* Extract to read *
────────────────

HTTP Status: 429 Too Many Requests Required Header: Retry-After: 3600

Burst Behavior

Burst limits allow short spikes above the sustained rate:

  • Pro tier: 200 requests in 1 second, then throttled to 1,000/hour average
  • Algorithm: Token bucket with refill rate = sustained limit / window size
  • Penalty: No penalty for burst usage within configured limits

Increasing Limits

  1. Upgrade tier: Change your plan in the developer dashboard
  2. Request exception: Contact api-support@example.com with:
    • Current usage patterns (requests per endpoint, peak hours)
    • Business justification (product launch, integration partner)
    • Expected timeline and volume
  3. Enterprise negotiation: Dedicated capacity, custom SLA, private endpoints

Monitoring & Alerts

AlertConditionAction
Approaching Limit80% of hourly quota consumedEmail notification to admin
Limit Exceeded429 responses > 1% of trafficPagerDuty alert to on-call
Abuse Pattern10x normal volume from single keyAuto-throttle + manual review

Fair Use Policy

  • No automated evasion: Using multiple API keys to circumvent limits violates terms
  • Cache aggressively: Responses marked Cache-Control: public should be cached
  • Batch operations: Use bulk endpoints instead of individual calls
  • Webhook preference: Subscribe to webhooks instead of polling for state changes

## Explanation

The policy separates **sustained limits** (average over time) from **burst limits** (short-term spikes). The token bucket algorithm is the industry standard because it allows bursts while enforcing long-term averages. Response headers give consumers real-time feedback so they can back off before hitting limits. The escalation path prevents support tickets from consumers who simply need a higher tier.

## Variants

| Context | Approach | Notes |
|---------|----------|-------|
| Public SaaS | Tiered pricing with free tier | Conversion-oriented, limits drive upgrades |
| Internal platform | Per-team quotas with shared pool | Prevents one team from starving others |
| Partner API | Negotiated limits per contract | Limits defined in legal agreements |

## Best Practices

1. **Return headers on every response** — not just when limits are close
2. **Use a standard algorithm** (token bucket or leaky bucket) — custom logic confuses consumers
3. **Document the reset behavior** — consumers need to know when to retry
4. **Provide bulk endpoints** — one `POST /orders/bulk` is better than 100 `POST /orders`
5. **Monitor 429 rates** — high 429 rates indicate poorly configured limits or consumer abuse

## Common Mistakes

1. **Returning 403 instead of 429** — consumers cannot distinguish auth failure from rate limiting
2. **Not documenting the algorithm** — consumers cannot predict when they will be throttled
3. **Inconsistent limits across endpoints** — same key, different rules, consumer confusion
4. **No burst allowance** — legitimate traffic spikes get blocked
5. **Hard limits without escalation** — enterprise clients cannot negotiate higher capacity

## Frequently Asked Questions

### What happens if I exceed both per-minute and per-hour limits?

The most restrictive limit applies. If you exceed the per-minute limit, you receive 429 immediately even if hourly quota remains. If you exceed the hourly limit, all requests are blocked until the hour resets.

### Should rate limits be the same for read and write operations?

No. Write operations are more expensive and should have lower limits. Separate limits for `GET` (higher), `POST/PUT/PATCH` (medium), and `DELETE` (lowest) are standard practice.

### How do I test my integration without hitting limits?

Use a dedicated sandbox environment with higher or unlimited limits. Alternatively, mock the API responses in your test suite and verify that you parse the rate limit headers correctly.

────────────────

* Supplied data *
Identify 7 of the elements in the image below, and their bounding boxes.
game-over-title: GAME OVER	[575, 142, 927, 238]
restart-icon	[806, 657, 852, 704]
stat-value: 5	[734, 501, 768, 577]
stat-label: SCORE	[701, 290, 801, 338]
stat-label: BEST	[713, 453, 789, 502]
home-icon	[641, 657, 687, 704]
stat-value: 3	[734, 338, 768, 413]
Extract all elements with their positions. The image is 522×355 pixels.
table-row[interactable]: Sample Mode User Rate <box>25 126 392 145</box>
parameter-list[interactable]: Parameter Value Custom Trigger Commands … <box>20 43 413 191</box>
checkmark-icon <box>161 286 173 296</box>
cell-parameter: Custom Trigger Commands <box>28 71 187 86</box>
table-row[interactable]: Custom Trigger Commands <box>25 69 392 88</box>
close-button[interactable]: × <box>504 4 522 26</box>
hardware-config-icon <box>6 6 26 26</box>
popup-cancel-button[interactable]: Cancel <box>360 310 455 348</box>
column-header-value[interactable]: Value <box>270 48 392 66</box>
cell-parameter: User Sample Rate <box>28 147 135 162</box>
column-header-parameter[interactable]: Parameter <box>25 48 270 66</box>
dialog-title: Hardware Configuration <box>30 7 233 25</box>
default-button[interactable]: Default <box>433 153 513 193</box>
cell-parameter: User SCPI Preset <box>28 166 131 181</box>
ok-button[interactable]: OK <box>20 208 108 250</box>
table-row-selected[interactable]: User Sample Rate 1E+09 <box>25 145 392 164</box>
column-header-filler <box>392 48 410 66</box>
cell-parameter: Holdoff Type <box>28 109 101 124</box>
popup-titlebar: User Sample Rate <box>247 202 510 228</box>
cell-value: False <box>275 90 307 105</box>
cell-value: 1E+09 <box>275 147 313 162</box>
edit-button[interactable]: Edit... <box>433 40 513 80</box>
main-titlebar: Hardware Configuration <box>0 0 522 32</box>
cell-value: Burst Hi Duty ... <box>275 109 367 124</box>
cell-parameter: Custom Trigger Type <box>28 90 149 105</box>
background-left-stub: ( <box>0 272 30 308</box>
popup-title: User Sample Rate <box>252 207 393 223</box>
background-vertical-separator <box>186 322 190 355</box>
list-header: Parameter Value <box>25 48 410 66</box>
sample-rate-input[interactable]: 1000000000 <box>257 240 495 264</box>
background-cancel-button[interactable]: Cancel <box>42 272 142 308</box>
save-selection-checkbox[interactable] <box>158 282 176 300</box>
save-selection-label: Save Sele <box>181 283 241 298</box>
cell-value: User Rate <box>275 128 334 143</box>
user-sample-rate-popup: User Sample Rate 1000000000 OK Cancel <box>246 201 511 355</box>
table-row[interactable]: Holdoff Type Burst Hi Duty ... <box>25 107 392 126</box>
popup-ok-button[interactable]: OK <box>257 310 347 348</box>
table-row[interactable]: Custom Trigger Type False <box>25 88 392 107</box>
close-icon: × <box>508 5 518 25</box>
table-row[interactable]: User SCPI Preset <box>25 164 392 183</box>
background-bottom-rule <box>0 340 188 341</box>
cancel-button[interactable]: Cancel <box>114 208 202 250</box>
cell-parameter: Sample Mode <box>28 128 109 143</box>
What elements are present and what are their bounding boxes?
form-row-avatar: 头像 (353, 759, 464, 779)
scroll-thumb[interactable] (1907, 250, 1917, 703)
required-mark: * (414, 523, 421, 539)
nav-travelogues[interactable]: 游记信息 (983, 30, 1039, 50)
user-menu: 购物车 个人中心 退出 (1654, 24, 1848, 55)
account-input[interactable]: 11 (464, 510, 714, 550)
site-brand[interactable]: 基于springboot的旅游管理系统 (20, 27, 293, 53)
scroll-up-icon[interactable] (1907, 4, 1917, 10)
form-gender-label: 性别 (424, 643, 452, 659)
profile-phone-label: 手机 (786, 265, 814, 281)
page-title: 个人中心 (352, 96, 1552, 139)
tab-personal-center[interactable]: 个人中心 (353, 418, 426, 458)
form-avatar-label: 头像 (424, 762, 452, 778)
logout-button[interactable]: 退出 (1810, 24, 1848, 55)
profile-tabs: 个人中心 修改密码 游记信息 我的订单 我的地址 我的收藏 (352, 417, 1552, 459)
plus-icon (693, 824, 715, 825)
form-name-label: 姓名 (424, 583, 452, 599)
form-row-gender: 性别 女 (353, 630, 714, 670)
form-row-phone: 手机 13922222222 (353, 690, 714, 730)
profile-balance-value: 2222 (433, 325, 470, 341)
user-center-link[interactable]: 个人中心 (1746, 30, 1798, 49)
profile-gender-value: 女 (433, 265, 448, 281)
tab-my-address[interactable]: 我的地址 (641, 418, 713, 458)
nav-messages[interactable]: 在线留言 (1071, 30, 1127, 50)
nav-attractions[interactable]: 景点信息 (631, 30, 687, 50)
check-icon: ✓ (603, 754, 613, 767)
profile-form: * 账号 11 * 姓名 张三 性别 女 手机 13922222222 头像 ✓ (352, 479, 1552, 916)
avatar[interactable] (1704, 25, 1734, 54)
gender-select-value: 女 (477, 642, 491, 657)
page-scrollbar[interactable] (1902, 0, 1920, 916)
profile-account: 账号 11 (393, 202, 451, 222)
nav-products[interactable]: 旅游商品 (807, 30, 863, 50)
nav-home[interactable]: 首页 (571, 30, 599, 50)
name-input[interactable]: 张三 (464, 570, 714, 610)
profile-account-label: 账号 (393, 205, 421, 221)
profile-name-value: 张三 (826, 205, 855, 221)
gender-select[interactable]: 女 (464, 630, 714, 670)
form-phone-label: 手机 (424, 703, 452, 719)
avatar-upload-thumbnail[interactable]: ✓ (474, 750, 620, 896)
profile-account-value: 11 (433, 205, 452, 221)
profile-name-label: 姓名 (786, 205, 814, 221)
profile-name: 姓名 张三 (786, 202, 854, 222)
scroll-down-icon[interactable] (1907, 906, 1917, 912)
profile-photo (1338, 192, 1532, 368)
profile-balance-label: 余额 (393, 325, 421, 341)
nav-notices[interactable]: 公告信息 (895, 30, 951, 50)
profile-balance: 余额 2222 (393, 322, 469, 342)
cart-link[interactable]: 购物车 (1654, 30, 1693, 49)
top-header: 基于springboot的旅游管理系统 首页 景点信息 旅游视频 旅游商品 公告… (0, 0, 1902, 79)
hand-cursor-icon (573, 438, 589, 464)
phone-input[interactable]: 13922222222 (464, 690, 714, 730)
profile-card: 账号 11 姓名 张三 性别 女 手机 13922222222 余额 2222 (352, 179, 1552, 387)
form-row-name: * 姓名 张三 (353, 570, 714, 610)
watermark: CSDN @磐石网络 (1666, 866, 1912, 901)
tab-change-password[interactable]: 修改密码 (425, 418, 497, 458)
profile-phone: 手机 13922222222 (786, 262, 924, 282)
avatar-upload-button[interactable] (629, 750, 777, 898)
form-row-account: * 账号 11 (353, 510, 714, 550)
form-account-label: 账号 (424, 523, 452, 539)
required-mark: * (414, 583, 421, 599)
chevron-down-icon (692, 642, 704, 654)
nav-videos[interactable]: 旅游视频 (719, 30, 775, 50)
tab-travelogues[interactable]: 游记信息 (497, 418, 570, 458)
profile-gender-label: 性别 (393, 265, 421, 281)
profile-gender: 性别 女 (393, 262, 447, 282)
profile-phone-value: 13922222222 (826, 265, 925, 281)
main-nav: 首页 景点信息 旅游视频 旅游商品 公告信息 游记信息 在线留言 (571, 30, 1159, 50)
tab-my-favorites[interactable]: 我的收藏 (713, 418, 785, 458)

────────────────

* About this task *
Using the rate-limit text, answer:
1. What algorithm does it give for burst limits?
2. What goes wrong when an API returns 403 instead of 429?
3. Which kind of operation should have the lowest limit?
Answer from the rate-limit text only, not from the records.

* Solution below *
1. A token bucket, with refill rate = sustained limit / window size.
2. Consumers cannot distinguish auth failure from rate limiting.
3. `DELETE`.